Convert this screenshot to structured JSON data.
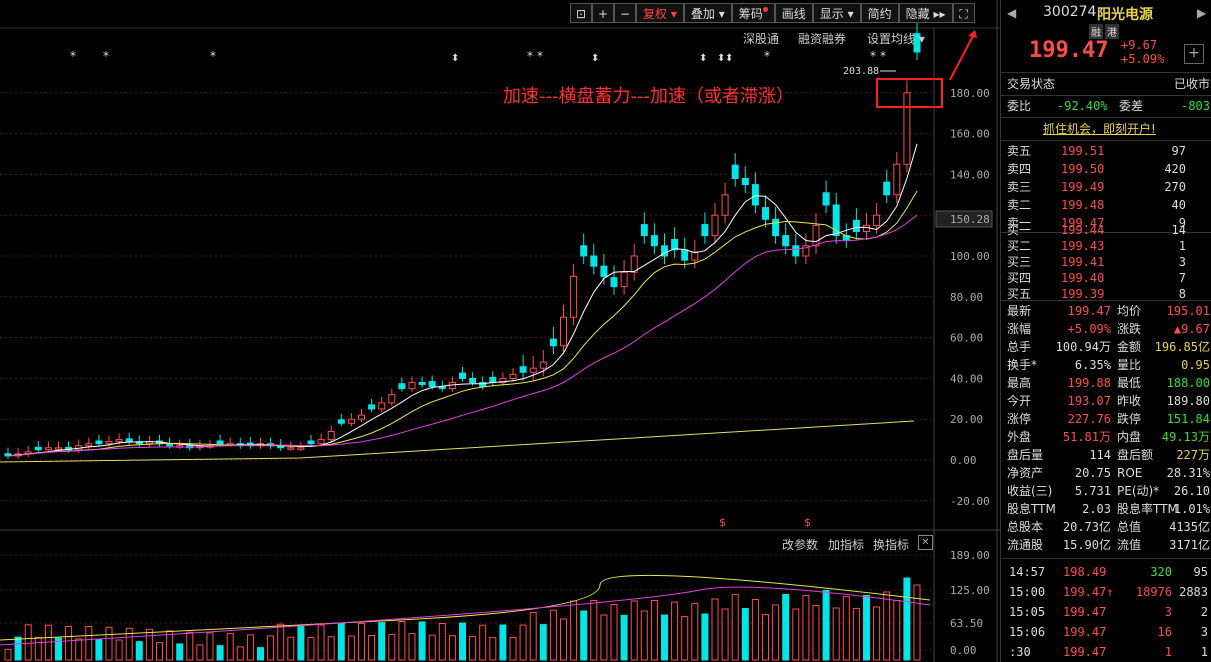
{
  "toolbar": {
    "items": [
      "复权",
      "叠加",
      "筹码",
      "画线",
      "显示",
      "简约",
      "隐藏"
    ],
    "fullscreen_icon": "fullscreen-icon",
    "lock_icon": "lock-icon",
    "zoom_in_icon": "plus-icon",
    "zoom_out_icon": "minus-icon"
  },
  "subbar": {
    "items": [
      "深股通",
      "融资融券",
      "设置均线"
    ]
  },
  "annotation": {
    "text": "加速---横盘蓄力---加速（或者滞涨）",
    "high_label": "203.88"
  },
  "price_axis": {
    "labels": [
      "180.00",
      "160.00",
      "140.00",
      "120.00",
      "100.00",
      "80.00",
      "60.00",
      "40.00",
      "20.00",
      "0.00",
      "-20.00"
    ],
    "current": "150.28"
  },
  "volume_bar": {
    "items": [
      "改参数",
      "加指标",
      "换指标"
    ],
    "close_icon": "close-icon",
    "labels": [
      "189.00",
      "125.00",
      "63.50",
      "0.00"
    ]
  },
  "stock": {
    "code": "300274",
    "name": "阳光电源",
    "tags": [
      "融",
      "港"
    ],
    "price": "199.47",
    "change": "+9.67",
    "change_pct": "+5.09%",
    "status_label": "交易状态",
    "status_value": "已收市",
    "weibi_label": "委比",
    "weibi_value": "-92.40%",
    "weicha_label": "委差",
    "weicha_value": "-803",
    "promo": "抓住机会，即刻开户!"
  },
  "order_book": {
    "asks": [
      {
        "label": "卖五",
        "price": "199.51",
        "vol": "97"
      },
      {
        "label": "卖四",
        "price": "199.50",
        "vol": "420"
      },
      {
        "label": "卖三",
        "price": "199.49",
        "vol": "270"
      },
      {
        "label": "卖二",
        "price": "199.48",
        "vol": "40"
      },
      {
        "label": "卖一",
        "price": "199.47",
        "vol": "9"
      }
    ],
    "bids": [
      {
        "label": "买一",
        "price": "199.44",
        "vol": "14"
      },
      {
        "label": "买二",
        "price": "199.43",
        "vol": "1"
      },
      {
        "label": "买三",
        "price": "199.41",
        "vol": "3"
      },
      {
        "label": "买四",
        "price": "199.40",
        "vol": "7"
      },
      {
        "label": "买五",
        "price": "199.39",
        "vol": "8"
      }
    ]
  },
  "stats": [
    {
      "l1": "最新",
      "v1": "199.47",
      "c1": "red",
      "l2": "均价",
      "v2": "195.01",
      "c2": "red"
    },
    {
      "l1": "涨幅",
      "v1": "+5.09%",
      "c1": "red",
      "l2": "涨跌",
      "v2": "▲9.67",
      "c2": "red"
    },
    {
      "l1": "总手",
      "v1": "100.94万",
      "c1": "white",
      "l2": "金额",
      "v2": "196.85亿",
      "c2": "yellow"
    },
    {
      "l1": "换手*",
      "v1": "6.35%",
      "c1": "white",
      "l2": "量比",
      "v2": "0.95",
      "c2": "yellow"
    },
    {
      "l1": "最高",
      "v1": "199.88",
      "c1": "red",
      "l2": "最低",
      "v2": "188.00",
      "c2": "green"
    },
    {
      "l1": "今开",
      "v1": "193.07",
      "c1": "red",
      "l2": "昨收",
      "v2": "189.80",
      "c2": "white"
    },
    {
      "l1": "涨停",
      "v1": "227.76",
      "c1": "red",
      "l2": "跌停",
      "v2": "151.84",
      "c2": "green"
    },
    {
      "l1": "外盘",
      "v1": "51.81万",
      "c1": "red",
      "l2": "内盘",
      "v2": "49.13万",
      "c2": "green"
    },
    {
      "l1": "盘后量",
      "v1": "114",
      "c1": "white",
      "l2": "盘后额",
      "v2": "227万",
      "c2": "yellow"
    },
    {
      "l1": "净资产",
      "v1": "20.75",
      "c1": "white",
      "l2": "ROE",
      "v2": "28.31%",
      "c2": "white"
    },
    {
      "l1": "收益(三)",
      "v1": "5.731",
      "c1": "white",
      "l2": "PE(动)*",
      "v2": "26.10",
      "c2": "white"
    },
    {
      "l1": "股息TTM",
      "v1": "2.03",
      "c1": "white",
      "l2": "股息率TTM",
      "v2": "1.01%",
      "c2": "white"
    },
    {
      "l1": "总股本",
      "v1": "20.73亿",
      "c1": "white",
      "l2": "总值",
      "v2": "4135亿",
      "c2": "white"
    },
    {
      "l1": "流通股",
      "v1": "15.90亿",
      "c1": "white",
      "l2": "流值",
      "v2": "3171亿",
      "c2": "white"
    }
  ],
  "ticks": [
    {
      "time": "14:57",
      "price": "198.49",
      "vol": "320",
      "num": "95",
      "vc": "green"
    },
    {
      "time": "15:00",
      "price": "199.47↑",
      "vol": "18976",
      "num": "2883",
      "vc": "red"
    },
    {
      "time": "15:05",
      "price": "199.47",
      "vol": "3",
      "num": "2",
      "vc": "red"
    },
    {
      "time": "15:06",
      "price": "199.47",
      "vol": "16",
      "num": "3",
      "vc": "red"
    },
    {
      "time": ":30",
      "price": "199.47",
      "vol": "1",
      "num": "1",
      "vc": "red"
    }
  ]
}
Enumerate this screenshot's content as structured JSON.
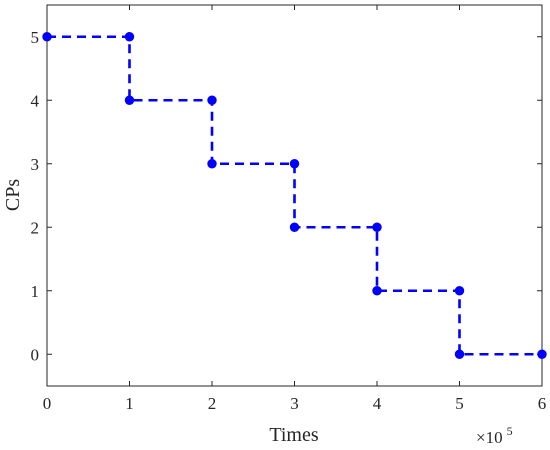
{
  "chart_data": {
    "type": "line",
    "xlabel": "Times",
    "ylabel": "CPs",
    "x_multiplier": {
      "base": "×10",
      "exponent": "5"
    },
    "xlim": [
      0,
      6
    ],
    "ylim": [
      -0.5,
      5.5
    ],
    "xticks": [
      0,
      1,
      2,
      3,
      4,
      5,
      6
    ],
    "yticks": [
      0,
      1,
      2,
      3,
      4,
      5
    ],
    "grid": false,
    "series": [
      {
        "color": "#0000ff",
        "line_style": "dashed",
        "marker": "circle",
        "points": [
          [
            0,
            5
          ],
          [
            1,
            5
          ],
          [
            1,
            4
          ],
          [
            2,
            4
          ],
          [
            2,
            3
          ],
          [
            3,
            3
          ],
          [
            3,
            2
          ],
          [
            4,
            2
          ],
          [
            4,
            1
          ],
          [
            5,
            1
          ],
          [
            5,
            0
          ],
          [
            6,
            0
          ]
        ]
      }
    ]
  }
}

### TASK TO COMPLETE
Give back each entry exactly as it appears, with no pictures.

### SOLUTION TO THIS TASK
Convert this screenshot to structured JSON data.
{
  "toolbar": {
    "items": [
      "复权",
      "叠加",
      "筹码",
      "画线",
      "显示",
      "简约",
      "隐藏"
    ],
    "fullscreen_icon": "fullscreen-icon",
    "lock_icon": "lock-icon",
    "zoom_in_icon": "plus-icon",
    "zoom_out_icon": "minus-icon"
  },
  "subbar": {
    "items": [
      "深股通",
      "融资融券",
      "设置均线"
    ]
  },
  "annotation": {
    "text": "加速---横盘蓄力---加速（或者滞涨）",
    "high_label": "203.88"
  },
  "price_axis": {
    "labels": [
      "180.00",
      "160.00",
      "140.00",
      "120.00",
      "100.00",
      "80.00",
      "60.00",
      "40.00",
      "20.00",
      "0.00",
      "-20.00"
    ],
    "current": "150.28"
  },
  "volume_bar": {
    "items": [
      "改参数",
      "加指标",
      "换指标"
    ],
    "close_icon": "close-icon",
    "labels": [
      "189.00",
      "125.00",
      "63.50",
      "0.00"
    ]
  },
  "stock": {
    "code": "300274",
    "name": "阳光电源",
    "tags": [
      "融",
      "港"
    ],
    "price": "199.47",
    "change": "+9.67",
    "change_pct": "+5.09%",
    "status_label": "交易状态",
    "status_value": "已收市",
    "weibi_label": "委比",
    "weibi_value": "-92.40%",
    "weicha_label": "委差",
    "weicha_value": "-803",
    "promo": "抓住机会，即刻开户!"
  },
  "order_book": {
    "asks": [
      {
        "label": "卖五",
        "price": "199.51",
        "vol": "97"
      },
      {
        "label": "卖四",
        "price": "199.50",
        "vol": "420"
      },
      {
        "label": "卖三",
        "price": "199.49",
        "vol": "270"
      },
      {
        "label": "卖二",
        "price": "199.48",
        "vol": "40"
      },
      {
        "label": "卖一",
        "price": "199.47",
        "vol": "9"
      }
    ],
    "bids": [
      {
        "label": "买一",
        "price": "199.44",
        "vol": "14"
      },
      {
        "label": "买二",
        "price": "199.43",
        "vol": "1"
      },
      {
        "label": "买三",
        "price": "199.41",
        "vol": "3"
      },
      {
        "label": "买四",
        "price": "199.40",
        "vol": "7"
      },
      {
        "label": "买五",
        "price": "199.39",
        "vol": "8"
      }
    ]
  },
  "stats": [
    {
      "l1": "最新",
      "v1": "199.47",
      "c1": "red",
      "l2": "均价",
      "v2": "195.01",
      "c2": "red"
    },
    {
      "l1": "涨幅",
      "v1": "+5.09%",
      "c1": "red",
      "l2": "涨跌",
      "v2": "▲9.67",
      "c2": "red"
    },
    {
      "l1": "总手",
      "v1": "100.94万",
      "c1": "white",
      "l2": "金额",
      "v2": "196.85亿",
      "c2": "yellow"
    },
    {
      "l1": "换手*",
      "v1": "6.35%",
      "c1": "white",
      "l2": "量比",
      "v2": "0.95",
      "c2": "yellow"
    },
    {
      "l1": "最高",
      "v1": "199.88",
      "c1": "red",
      "l2": "最低",
      "v2": "188.00",
      "c2": "green"
    },
    {
      "l1": "今开",
      "v1": "193.07",
      "c1": "red",
      "l2": "昨收",
      "v2": "189.80",
      "c2": "white"
    },
    {
      "l1": "涨停",
      "v1": "227.76",
      "c1": "red",
      "l2": "跌停",
      "v2": "151.84",
      "c2": "green"
    },
    {
      "l1": "外盘",
      "v1": "51.81万",
      "c1": "red",
      "l2": "内盘",
      "v2": "49.13万",
      "c2": "green"
    },
    {
      "l1": "盘后量",
      "v1": "114",
      "c1": "white",
      "l2": "盘后额",
      "v2": "227万",
      "c2": "yellow"
    },
    {
      "l1": "净资产",
      "v1": "20.75",
      "c1": "white",
      "l2": "ROE",
      "v2": "28.31%",
      "c2": "white"
    },
    {
      "l1": "收益(三)",
      "v1": "5.731",
      "c1": "white",
      "l2": "PE(动)*",
      "v2": "26.10",
      "c2": "white"
    },
    {
      "l1": "股息TTM",
      "v1": "2.03",
      "c1": "white",
      "l2": "股息率TTM",
      "v2": "1.01%",
      "c2": "white"
    },
    {
      "l1": "总股本",
      "v1": "20.73亿",
      "c1": "white",
      "l2": "总值",
      "v2": "4135亿",
      "c2": "white"
    },
    {
      "l1": "流通股",
      "v1": "15.90亿",
      "c1": "white",
      "l2": "流值",
      "v2": "3171亿",
      "c2": "white"
    }
  ],
  "ticks": [
    {
      "time": "14:57",
      "price": "198.49",
      "vol": "320",
      "num": "95",
      "vc": "green"
    },
    {
      "time": "15:00",
      "price": "199.47↑",
      "vol": "18976",
      "num": "2883",
      "vc": "red"
    },
    {
      "time": "15:05",
      "price": "199.47",
      "vol": "3",
      "num": "2",
      "vc": "red"
    },
    {
      "time": "15:06",
      "price": "199.47",
      "vol": "16",
      "num": "3",
      "vc": "red"
    },
    {
      "time": ":30",
      "price": "199.47",
      "vol": "1",
      "num": "1",
      "vc": "red"
    }
  ]
}
Enumerate this screenshot's content as structured JSON.
{
  "chart_data": {
    "type": "line",
    "xlabel": "Times",
    "ylabel": "CPs",
    "x_multiplier": {
      "base": "×10",
      "exponent": "5"
    },
    "xlim": [
      0,
      6
    ],
    "ylim": [
      -0.5,
      5.5
    ],
    "xticks": [
      0,
      1,
      2,
      3,
      4,
      5,
      6
    ],
    "yticks": [
      0,
      1,
      2,
      3,
      4,
      5
    ],
    "grid": false,
    "series": [
      {
        "color": "#0000ff",
        "line_style": "dashed",
        "marker": "circle",
        "points": [
          [
            0,
            5
          ],
          [
            1,
            5
          ],
          [
            1,
            4
          ],
          [
            2,
            4
          ],
          [
            2,
            3
          ],
          [
            3,
            3
          ],
          [
            3,
            2
          ],
          [
            4,
            2
          ],
          [
            4,
            1
          ],
          [
            5,
            1
          ],
          [
            5,
            0
          ],
          [
            6,
            0
          ]
        ]
      }
    ]
  }
}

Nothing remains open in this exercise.